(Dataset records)
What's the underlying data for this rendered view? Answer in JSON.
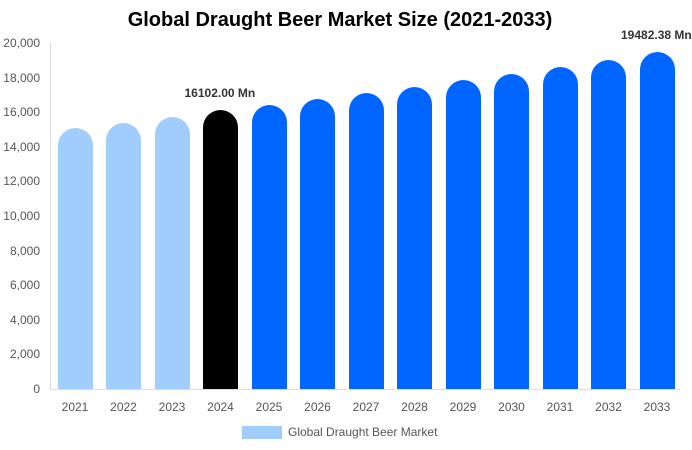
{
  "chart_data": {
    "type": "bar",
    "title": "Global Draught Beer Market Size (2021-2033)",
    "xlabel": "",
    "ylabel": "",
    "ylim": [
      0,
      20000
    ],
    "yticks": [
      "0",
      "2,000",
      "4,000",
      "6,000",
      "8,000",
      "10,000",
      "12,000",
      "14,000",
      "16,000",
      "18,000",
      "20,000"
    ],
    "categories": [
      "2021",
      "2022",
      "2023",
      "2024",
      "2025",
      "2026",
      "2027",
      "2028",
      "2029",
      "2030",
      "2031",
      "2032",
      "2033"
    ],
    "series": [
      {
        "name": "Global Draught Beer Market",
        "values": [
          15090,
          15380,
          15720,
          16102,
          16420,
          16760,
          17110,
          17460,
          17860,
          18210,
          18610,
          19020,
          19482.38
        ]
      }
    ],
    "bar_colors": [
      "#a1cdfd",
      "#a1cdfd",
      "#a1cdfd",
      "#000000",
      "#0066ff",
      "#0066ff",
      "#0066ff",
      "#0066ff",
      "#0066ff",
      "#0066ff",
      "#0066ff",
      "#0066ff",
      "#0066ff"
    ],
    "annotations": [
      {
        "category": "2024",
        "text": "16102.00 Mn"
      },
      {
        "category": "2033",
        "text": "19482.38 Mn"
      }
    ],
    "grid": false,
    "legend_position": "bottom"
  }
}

(The problem) Provide only the number of lines in the records containing the string "Draught".

(Final answer) 2